→ DATA FOR PROCESSING:
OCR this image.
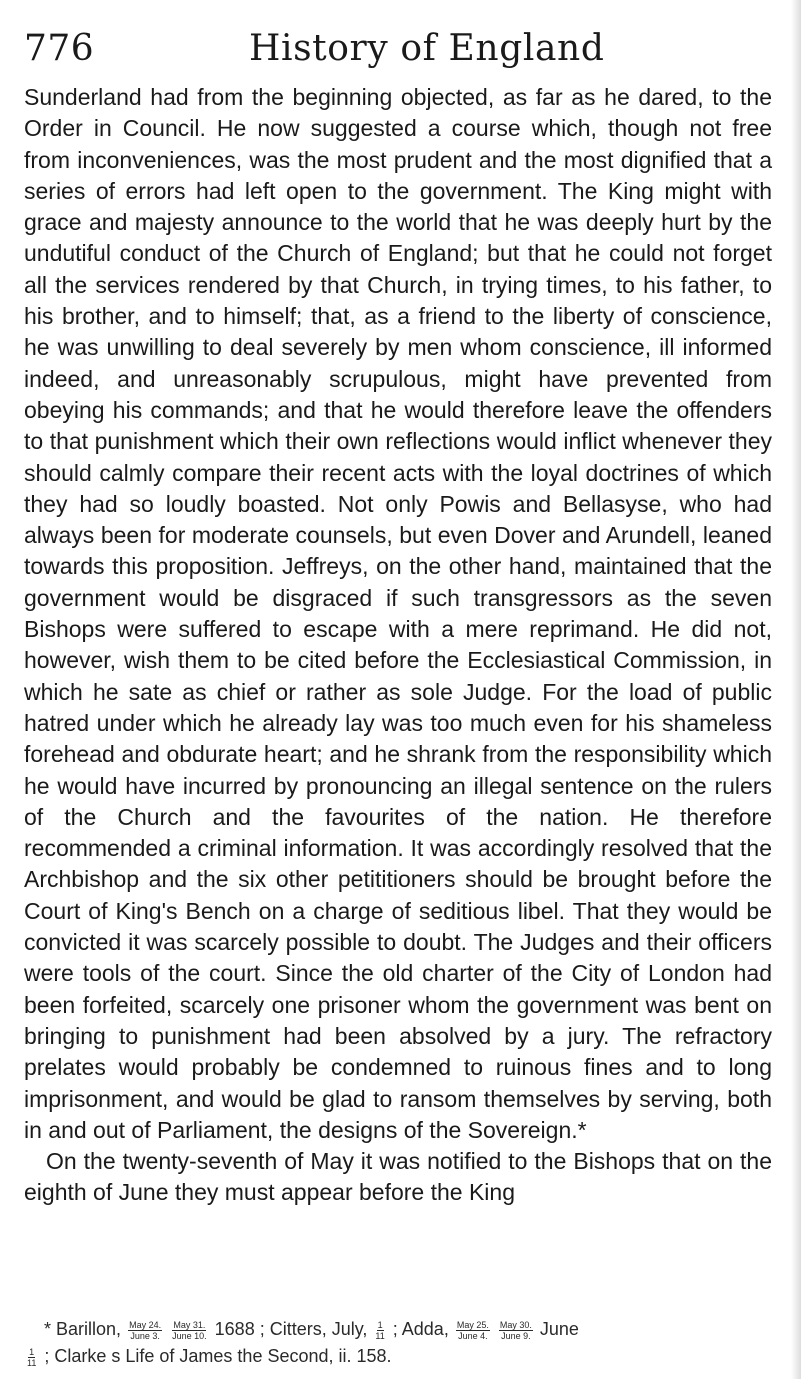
776	History of England

Sunderland had from the beginning objected, as far as he dared, to the Order in Council. He now suggested a course which, though not free from inconveniences, was the most prudent and the most dignified that a series of errors had left open to the government. The King might with grace and majesty announce to the world that he was deeply hurt by the undutiful conduct of the Church of England; but that he could not forget all the services rendered by that Church, in trying times, to his father, to his brother, and to himself; that, as a friend to the liberty of conscience, he was unwilling to deal severely by men whom conscience, ill informed indeed, and unreasonably scrupulous, might have prevented from obeying his commands; and that he would therefore leave the offenders to that punishment which their own reflections would inflict whenever they should calmly compare their recent acts with the loyal doctrines of which they had so loudly boasted. Not only Powis and Bellasyse, who had always been for moderate counsels, but even Dover and Arundell, leaned towards this proposition. Jeffreys, on the other hand, maintained that the government would be disgraced if such transgressors as the seven Bishops were suffered to escape with a mere reprimand. He did not, however, wish them to be cited before the Ecclesiastical Commission, in which he sate as chief or rather as sole Judge. For the load of public hatred under which he already lay was too much even for his shameless forehead and obdurate heart; and he shrank from the responsibility which he would have incurred by pronouncing an illegal sentence on the rulers of the Church and the favourites of the nation. He therefore recommended a criminal information. It was accordingly resolved that the Archbishop and the six other petititioners should be brought before the Court of King's Bench on a charge of seditious libel. That they would be convicted it was scarcely possible to doubt. The Judges and their officers were tools of the court. Since the old charter of the City of London had been forfeited, scarcely one prisoner whom the government was bent on bringing to punishment had been absolved by a jury. The refractory prelates would probably be condemned to ruinous fines and to long imprisonment, and would be glad to ransom themselves by serving, both in and out of Parliament, the designs of the Sovereign.*

On the twenty-seventh of May it was notified to the Bishops that on the eighth of June they must appear before the King

* Barillon, $\frac{\text{May 24.}}{\text{June 3.}}$
$\frac{\text{May 31.}}{\text{June 10.}} 1688$ ; Citters, July, $\frac{1}{11}$ ; Adda, $\frac{\text{May 25.}}{\text{June 4.}}$
$\frac{\text{May 30.}}{\text{June 9.}}$ June
$\frac{1}{11}$ ; Clarke s Life of James the Second, ii. 158.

→ SET TASK:
Where a line of the entries contains the word "text", copy that line.

→ ANSWER BELOW:
* Barillon, $\frac{\text{May 24.}}{\text{June 3.}}$
$\frac{\text{May 31.}}{\text{June 10.}} 1688$ ; Citters, July, $\frac{1}{11}$ ; Adda, $\frac{\text{May 25.}}{\text{June 4.}}$
$\frac{\text{May 30.}}{\text{June 9.}}$ June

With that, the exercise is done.